### Problem to work on
Transcribe each line of the records below exactly, excluding any embedded images.

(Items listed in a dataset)
------------

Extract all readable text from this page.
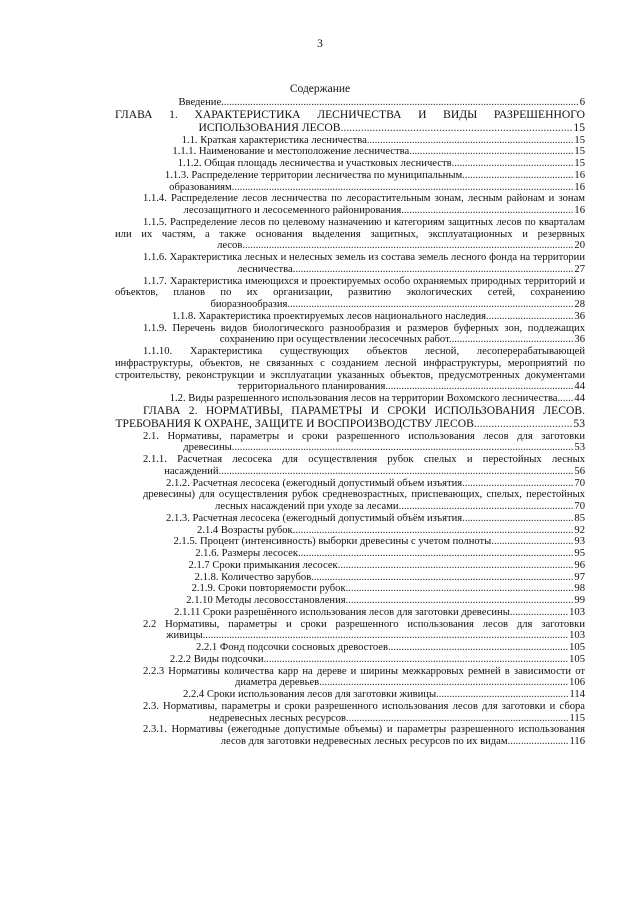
3
Содержание
Введение.......................................................................................................................................6
ГЛАВА 1. ХАРАКТЕРИСТИКА ЛЕСНИЧЕСТВА И ВИДЫ РАЗРЕШЕННОГО ИСПОЛЬЗОВАНИЯ ЛЕСОВ................................................................................15
1.1. Краткая характеристика лесничества..............................................................................15
1.1.1. Наименование и местоположение лесничества..............................................................15
1.1.2. Общая площадь лесничества и участковых лесничеств..............................................15
1.1.3. Распределение территории лесничества по муниципальным..........................................16
образованиям.................................................................................................................................16
1.1.4. Распределение лесов лесничества по лесорастительным зонам, лесным районам и зонам лесозащитного и лесосеменного районирования.................................................................16
1.1.5. Распределение лесов по целевому назначению и категориям защитных лесов по кварталам или их частям, а также основания выделения защитных, эксплуатационных и резервных лесов.............................................................................................................................20
1.1.6. Характеристика лесных и нелесных земель из состава земель лесного фонда на территории лесничества..........................................................................................................27
1.1.7. Характеристика имеющихся и проектируемых особо охраняемых природных территорий и объектов, планов по их организации, развитию экологических сетей, сохранению биоразнообразия............................................................................................................28
1.1.8. Характеристика проектируемых лесов национального наследия.................................36
1.1.9. Перечень видов биологического разнообразия и размеров буферных зон, подлежащих сохранению при осуществлении лесосечных работ...............................................36
1.1.10. Характеристика существующих объектов лесной, лесоперерабатывающей инфраструктуры, объектов, не связанных с созданием лесной инфраструктуры, мероприятий по строительству, реконструкции и эксплуатации указанных объектов, предусмотренных документами территориального планирования.......................................................................44
1.2. Виды разрешенного использования лесов на территории Вохомского лесничества......44
ГЛАВА 2. НОРМАТИВЫ, ПАРАМЕТРЫ И СРОКИ ИСПОЛЬЗОВАНИЯ ЛЕСОВ. ТРЕБОВАНИЯ К ОХРАНЕ, ЗАЩИТЕ И ВОСПРОИЗВОДСТВУ ЛЕСОВ..................................53
2.1. Нормативы, параметры и сроки разрешенного использования лесов для заготовки древесины.................................................................................................................................53
2.1.1. Расчетная лесосека для осуществления рубок спелых и перестойных лесных насаждений......................................................................................................................................56
2.1.2. Расчетная лесосека (ежегодный допустимый объем изъятия..........................................70
древесины) для осуществления рубок средневозрастных, приспевающих, спелых, перестойных лесных насаждений при уходе за лесами..................................................................70
2.1.3. Расчетная лесосека (ежегодный допустимый объём изъятия..........................................85
2.1.4 Возрасты рубок..........................................................................................................92
2.1.5. Процент (интенсивность) выборки древесины с учетом полноты...............................93
2.1.6. Размеры лесосек........................................................................................................95
2.1.7 Сроки примыкания лесосек.........................................................................................96
2.1.8. Количество зарубов...................................................................................................97
2.1.9. Сроки повторяемости рубок......................................................................................98
2.1.10 Методы лесовосстановления......................................................................................99
2.1.11 Сроки разрешённого использования лесов для заготовки древесины......................103
2.2 Нормативы, параметры и сроки разрешенного использования лесов для заготовки живицы..........................................................................................................................................103
2.2.1 Фонд подсочки сосновых древостоев....................................................................105
2.2.2 Виды подсочки...................................................................................................................105
2.2.3 Нормативы количества карр на дереве и ширины межкарровых ремней в зависимости от диаметра деревьев..............................................................................................106
2.2.4 Сроки использования лесов для заготовки живицы..................................................114
2.3. Нормативы, параметры и сроки разрешенного использования лесов для заготовки и сбора недревесных лесных ресурсов....................................................................................115
2.3.1. Нормативы (ежегодные допустимые объемы) и параметры разрешенного использования лесов для заготовки недревесных лесных ресурсов по их видам.......................116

------------

### Full solution
Extract all readable text from this page.
3
Содержание
Введение.......................................................................................................................................6
ГЛАВА 1. ХАРАКТЕРИСТИКА ЛЕСНИЧЕСТВА И ВИДЫ РАЗРЕШЕННОГО ИСПОЛЬЗОВАНИЯ ЛЕСОВ................................................................................15
1.1. Краткая характеристика лесничества..............................................................................15
1.1.1. Наименование и местоположение лесничества..............................................................15
1.1.2. Общая площадь лесничества и участковых лесничеств..............................................15
1.1.3. Распределение территории лесничества по муниципальным..........................................16
образованиям.................................................................................................................................16
1.1.4. Распределение лесов лесничества по лесорастительным зонам, лесным районам и зонам лесозащитного и лесосеменного районирования.................................................................16
1.1.5. Распределение лесов по целевому назначению и категориям защитных лесов по кварталам или их частям, а также основания выделения защитных, эксплуатационных и резервных лесов.............................................................................................................................20
1.1.6. Характеристика лесных и нелесных земель из состава земель лесного фонда на территории лесничества..........................................................................................................27
1.1.7. Характеристика имеющихся и проектируемых особо охраняемых природных территорий и объектов, планов по их организации, развитию экологических сетей, сохранению биоразнообразия............................................................................................................28
1.1.8. Характеристика проектируемых лесов национального наследия.................................36
1.1.9. Перечень видов биологического разнообразия и размеров буферных зон, подлежащих сохранению при осуществлении лесосечных работ...............................................36
1.1.10. Характеристика существующих объектов лесной, лесоперерабатывающей инфраструктуры, объектов, не связанных с созданием лесной инфраструктуры, мероприятий по строительству, реконструкции и эксплуатации указанных объектов, предусмотренных документами территориального планирования.......................................................................44
1.2. Виды разрешенного использования лесов на территории Вохомского лесничества......44
ГЛАВА 2. НОРМАТИВЫ, ПАРАМЕТРЫ И СРОКИ ИСПОЛЬЗОВАНИЯ ЛЕСОВ. ТРЕБОВАНИЯ К ОХРАНЕ, ЗАЩИТЕ И ВОСПРОИЗВОДСТВУ ЛЕСОВ..................................53
2.1. Нормативы, параметры и сроки разрешенного использования лесов для заготовки древесины.................................................................................................................................53
2.1.1. Расчетная лесосека для осуществления рубок спелых и перестойных лесных насаждений......................................................................................................................................56
2.1.2. Расчетная лесосека (ежегодный допустимый объем изъятия..........................................70
древесины) для осуществления рубок средневозрастных, приспевающих, спелых, перестойных лесных насаждений при уходе за лесами..................................................................70
2.1.3. Расчетная лесосека (ежегодный допустимый объём изъятия..........................................85
2.1.4 Возрасты рубок..........................................................................................................92
2.1.5. Процент (интенсивность) выборки древесины с учетом полноты...............................93
2.1.6. Размеры лесосек........................................................................................................95
2.1.7 Сроки примыкания лесосек.........................................................................................96
2.1.8. Количество зарубов...................................................................................................97
2.1.9. Сроки повторяемости рубок......................................................................................98
2.1.10 Методы лесовосстановления......................................................................................99
2.1.11 Сроки разрешённого использования лесов для заготовки древесины......................103
2.2 Нормативы, параметры и сроки разрешенного использования лесов для заготовки живицы..........................................................................................................................................103
2.2.1 Фонд подсочки сосновых древостоев....................................................................105
2.2.2 Виды подсочки...................................................................................................................105
2.2.3 Нормативы количества карр на дереве и ширины межкарровых ремней в зависимости от диаметра деревьев..............................................................................................106
2.2.4 Сроки использования лесов для заготовки живицы..................................................114
2.3. Нормативы, параметры и сроки разрешенного использования лесов для заготовки и сбора недревесных лесных ресурсов....................................................................................115
2.3.1. Нормативы (ежегодные допустимые объемы) и параметры разрешенного использования лесов для заготовки недревесных лесных ресурсов по их видам.......................116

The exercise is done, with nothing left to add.